- What to produce
Print the whole listing exactly.

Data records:
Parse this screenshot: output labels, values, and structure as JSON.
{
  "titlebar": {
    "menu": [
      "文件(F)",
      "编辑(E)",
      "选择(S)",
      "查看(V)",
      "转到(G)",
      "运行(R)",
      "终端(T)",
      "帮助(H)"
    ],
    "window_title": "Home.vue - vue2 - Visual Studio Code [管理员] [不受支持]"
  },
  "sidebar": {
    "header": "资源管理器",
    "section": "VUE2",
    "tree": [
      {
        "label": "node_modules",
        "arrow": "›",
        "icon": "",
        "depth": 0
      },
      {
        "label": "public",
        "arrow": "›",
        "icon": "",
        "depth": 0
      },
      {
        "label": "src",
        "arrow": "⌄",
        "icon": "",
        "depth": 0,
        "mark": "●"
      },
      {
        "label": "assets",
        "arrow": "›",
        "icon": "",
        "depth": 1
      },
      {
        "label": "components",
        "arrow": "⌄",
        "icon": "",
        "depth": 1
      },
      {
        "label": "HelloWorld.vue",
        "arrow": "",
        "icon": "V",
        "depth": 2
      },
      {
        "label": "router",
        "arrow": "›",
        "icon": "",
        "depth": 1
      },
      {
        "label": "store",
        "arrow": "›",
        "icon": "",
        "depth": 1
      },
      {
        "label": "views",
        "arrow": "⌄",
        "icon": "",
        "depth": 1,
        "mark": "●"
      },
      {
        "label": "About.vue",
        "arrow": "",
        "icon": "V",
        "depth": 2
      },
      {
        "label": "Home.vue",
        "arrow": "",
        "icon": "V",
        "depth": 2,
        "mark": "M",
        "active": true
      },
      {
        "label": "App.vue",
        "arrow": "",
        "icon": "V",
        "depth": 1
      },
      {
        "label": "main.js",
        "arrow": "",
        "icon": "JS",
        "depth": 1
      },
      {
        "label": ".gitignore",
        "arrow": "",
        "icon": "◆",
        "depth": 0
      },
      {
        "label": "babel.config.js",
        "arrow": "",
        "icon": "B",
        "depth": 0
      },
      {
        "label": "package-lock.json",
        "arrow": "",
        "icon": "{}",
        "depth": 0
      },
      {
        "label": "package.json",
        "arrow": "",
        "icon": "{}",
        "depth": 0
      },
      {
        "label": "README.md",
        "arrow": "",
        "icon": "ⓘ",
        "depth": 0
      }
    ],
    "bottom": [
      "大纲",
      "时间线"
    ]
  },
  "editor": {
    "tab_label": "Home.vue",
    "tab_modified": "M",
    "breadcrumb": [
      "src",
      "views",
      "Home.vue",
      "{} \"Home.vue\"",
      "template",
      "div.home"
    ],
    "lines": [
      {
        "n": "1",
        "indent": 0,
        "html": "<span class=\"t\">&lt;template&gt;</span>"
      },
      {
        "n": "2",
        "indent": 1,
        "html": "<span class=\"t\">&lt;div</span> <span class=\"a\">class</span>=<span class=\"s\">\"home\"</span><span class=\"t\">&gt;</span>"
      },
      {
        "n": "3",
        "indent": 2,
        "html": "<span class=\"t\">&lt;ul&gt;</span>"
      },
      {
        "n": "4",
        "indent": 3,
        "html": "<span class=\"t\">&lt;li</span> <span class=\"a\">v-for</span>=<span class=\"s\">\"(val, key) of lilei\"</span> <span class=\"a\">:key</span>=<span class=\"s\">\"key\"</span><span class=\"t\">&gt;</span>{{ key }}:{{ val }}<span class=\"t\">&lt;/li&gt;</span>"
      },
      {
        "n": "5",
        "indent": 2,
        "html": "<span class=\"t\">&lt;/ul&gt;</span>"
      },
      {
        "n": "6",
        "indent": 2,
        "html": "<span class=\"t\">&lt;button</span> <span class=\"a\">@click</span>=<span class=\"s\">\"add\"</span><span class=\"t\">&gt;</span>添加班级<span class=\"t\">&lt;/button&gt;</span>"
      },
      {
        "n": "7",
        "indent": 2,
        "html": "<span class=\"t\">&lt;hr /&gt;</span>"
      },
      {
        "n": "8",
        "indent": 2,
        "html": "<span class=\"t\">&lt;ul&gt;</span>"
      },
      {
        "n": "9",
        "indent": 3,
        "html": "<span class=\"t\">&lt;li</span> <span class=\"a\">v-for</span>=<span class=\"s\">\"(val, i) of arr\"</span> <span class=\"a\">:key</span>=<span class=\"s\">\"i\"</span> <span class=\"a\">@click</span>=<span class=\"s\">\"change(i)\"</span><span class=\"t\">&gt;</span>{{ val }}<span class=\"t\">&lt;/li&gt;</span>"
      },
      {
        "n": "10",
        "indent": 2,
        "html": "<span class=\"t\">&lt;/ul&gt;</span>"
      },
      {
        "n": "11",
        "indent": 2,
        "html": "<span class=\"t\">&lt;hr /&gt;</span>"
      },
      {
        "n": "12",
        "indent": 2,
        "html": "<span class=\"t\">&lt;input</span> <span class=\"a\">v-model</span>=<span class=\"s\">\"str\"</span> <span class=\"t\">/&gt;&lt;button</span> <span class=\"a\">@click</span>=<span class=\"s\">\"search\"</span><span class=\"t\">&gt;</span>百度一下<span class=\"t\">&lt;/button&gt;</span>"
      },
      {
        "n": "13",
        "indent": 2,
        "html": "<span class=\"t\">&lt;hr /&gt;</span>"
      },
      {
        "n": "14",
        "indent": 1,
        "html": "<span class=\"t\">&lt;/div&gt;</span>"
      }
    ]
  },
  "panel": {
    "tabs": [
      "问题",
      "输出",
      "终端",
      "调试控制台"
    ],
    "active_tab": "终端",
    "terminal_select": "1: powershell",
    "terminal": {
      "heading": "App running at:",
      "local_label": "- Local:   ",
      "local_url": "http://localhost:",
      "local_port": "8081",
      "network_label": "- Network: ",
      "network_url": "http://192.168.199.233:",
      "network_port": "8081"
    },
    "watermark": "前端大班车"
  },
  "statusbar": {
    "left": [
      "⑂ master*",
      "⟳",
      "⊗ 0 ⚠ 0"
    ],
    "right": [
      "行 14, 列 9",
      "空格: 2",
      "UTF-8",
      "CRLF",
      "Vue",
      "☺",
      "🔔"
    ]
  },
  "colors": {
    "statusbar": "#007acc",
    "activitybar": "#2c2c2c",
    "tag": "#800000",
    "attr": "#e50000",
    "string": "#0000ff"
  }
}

- Problem solution
Parse this screenshot: output labels, values, and structure as JSON.
{
  "titlebar": {
    "menu": [
      "文件(F)",
      "编辑(E)",
      "选择(S)",
      "查看(V)",
      "转到(G)",
      "运行(R)",
      "终端(T)",
      "帮助(H)"
    ],
    "window_title": "Home.vue - vue2 - Visual Studio Code [管理员] [不受支持]"
  },
  "sidebar": {
    "header": "资源管理器",
    "section": "VUE2",
    "tree": [
      {
        "label": "node_modules",
        "arrow": "›",
        "icon": "",
        "depth": 0
      },
      {
        "label": "public",
        "arrow": "›",
        "icon": "",
        "depth": 0
      },
      {
        "label": "src",
        "arrow": "⌄",
        "icon": "",
        "depth": 0,
        "mark": "●"
      },
      {
        "label": "assets",
        "arrow": "›",
        "icon": "",
        "depth": 1
      },
      {
        "label": "components",
        "arrow": "⌄",
        "icon": "",
        "depth": 1
      },
      {
        "label": "HelloWorld.vue",
        "arrow": "",
        "icon": "V",
        "depth": 2
      },
      {
        "label": "router",
        "arrow": "›",
        "icon": "",
        "depth": 1
      },
      {
        "label": "store",
        "arrow": "›",
        "icon": "",
        "depth": 1
      },
      {
        "label": "views",
        "arrow": "⌄",
        "icon": "",
        "depth": 1,
        "mark": "●"
      },
      {
        "label": "About.vue",
        "arrow": "",
        "icon": "V",
        "depth": 2
      },
      {
        "label": "Home.vue",
        "arrow": "",
        "icon": "V",
        "depth": 2,
        "mark": "M",
        "active": true
      },
      {
        "label": "App.vue",
        "arrow": "",
        "icon": "V",
        "depth": 1
      },
      {
        "label": "main.js",
        "arrow": "",
        "icon": "JS",
        "depth": 1
      },
      {
        "label": ".gitignore",
        "arrow": "",
        "icon": "◆",
        "depth": 0
      },
      {
        "label": "babel.config.js",
        "arrow": "",
        "icon": "B",
        "depth": 0
      },
      {
        "label": "package-lock.json",
        "arrow": "",
        "icon": "{}",
        "depth": 0
      },
      {
        "label": "package.json",
        "arrow": "",
        "icon": "{}",
        "depth": 0
      },
      {
        "label": "README.md",
        "arrow": "",
        "icon": "ⓘ",
        "depth": 0
      }
    ],
    "bottom": [
      "大纲",
      "时间线"
    ]
  },
  "editor": {
    "tab_label": "Home.vue",
    "tab_modified": "M",
    "breadcrumb": [
      "src",
      "views",
      "Home.vue",
      "{} \"Home.vue\"",
      "template",
      "div.home"
    ],
    "lines": [
      {
        "n": "1",
        "indent": 0,
        "html": "<span class=\"t\">&lt;template&gt;</span>"
      },
      {
        "n": "2",
        "indent": 1,
        "html": "<span class=\"t\">&lt;div</span> <span class=\"a\">class</span>=<span class=\"s\">\"home\"</span><span class=\"t\">&gt;</span>"
      },
      {
        "n": "3",
        "indent": 2,
        "html": "<span class=\"t\">&lt;ul&gt;</span>"
      },
      {
        "n": "4",
        "indent": 3,
        "html": "<span class=\"t\">&lt;li</span> <span class=\"a\">v-for</span>=<span class=\"s\">\"(val, key) of lilei\"</span> <span class=\"a\">:key</span>=<span class=\"s\">\"key\"</span><span class=\"t\">&gt;</span>{{ key }}:{{ val }}<span class=\"t\">&lt;/li&gt;</span>"
      },
      {
        "n": "5",
        "indent": 2,
        "html": "<span class=\"t\">&lt;/ul&gt;</span>"
      },
      {
        "n": "6",
        "indent": 2,
        "html": "<span class=\"t\">&lt;button</span> <span class=\"a\">@click</span>=<span class=\"s\">\"add\"</span><span class=\"t\">&gt;</span>添加班级<span class=\"t\">&lt;/button&gt;</span>"
      },
      {
        "n": "7",
        "indent": 2,
        "html": "<span class=\"t\">&lt;hr /&gt;</span>"
      },
      {
        "n": "8",
        "indent": 2,
        "html": "<span class=\"t\">&lt;ul&gt;</span>"
      },
      {
        "n": "9",
        "indent": 3,
        "html": "<span class=\"t\">&lt;li</span> <span class=\"a\">v-for</span>=<span class=\"s\">\"(val, i) of arr\"</span> <span class=\"a\">:key</span>=<span class=\"s\">\"i\"</span> <span class=\"a\">@click</span>=<span class=\"s\">\"change(i)\"</span><span class=\"t\">&gt;</span>{{ val }}<span class=\"t\">&lt;/li&gt;</span>"
      },
      {
        "n": "10",
        "indent": 2,
        "html": "<span class=\"t\">&lt;/ul&gt;</span>"
      },
      {
        "n": "11",
        "indent": 2,
        "html": "<span class=\"t\">&lt;hr /&gt;</span>"
      },
      {
        "n": "12",
        "indent": 2,
        "html": "<span class=\"t\">&lt;input</span> <span class=\"a\">v-model</span>=<span class=\"s\">\"str\"</span> <span class=\"t\">/&gt;&lt;button</span> <span class=\"a\">@click</span>=<span class=\"s\">\"search\"</span><span class=\"t\">&gt;</span>百度一下<span class=\"t\">&lt;/button&gt;</span>"
      },
      {
        "n": "13",
        "indent": 2,
        "html": "<span class=\"t\">&lt;hr /&gt;</span>"
      },
      {
        "n": "14",
        "indent": 1,
        "html": "<span class=\"t\">&lt;/div&gt;</span>"
      }
    ]
  },
  "panel": {
    "tabs": [
      "问题",
      "输出",
      "终端",
      "调试控制台"
    ],
    "active_tab": "终端",
    "terminal_select": "1: powershell",
    "terminal": {
      "heading": "App running at:",
      "local_label": "- Local:   ",
      "local_url": "http://localhost:",
      "local_port": "8081",
      "network_label": "- Network: ",
      "network_url": "http://192.168.199.233:",
      "network_port": "8081"
    },
    "watermark": "前端大班车"
  },
  "statusbar": {
    "left": [
      "⑂ master*",
      "⟳",
      "⊗ 0 ⚠ 0"
    ],
    "right": [
      "行 14, 列 9",
      "空格: 2",
      "UTF-8",
      "CRLF",
      "Vue",
      "☺",
      "🔔"
    ]
  },
  "colors": {
    "statusbar": "#007acc",
    "activitybar": "#2c2c2c",
    "tag": "#800000",
    "attr": "#e50000",
    "string": "#0000ff"
  }
}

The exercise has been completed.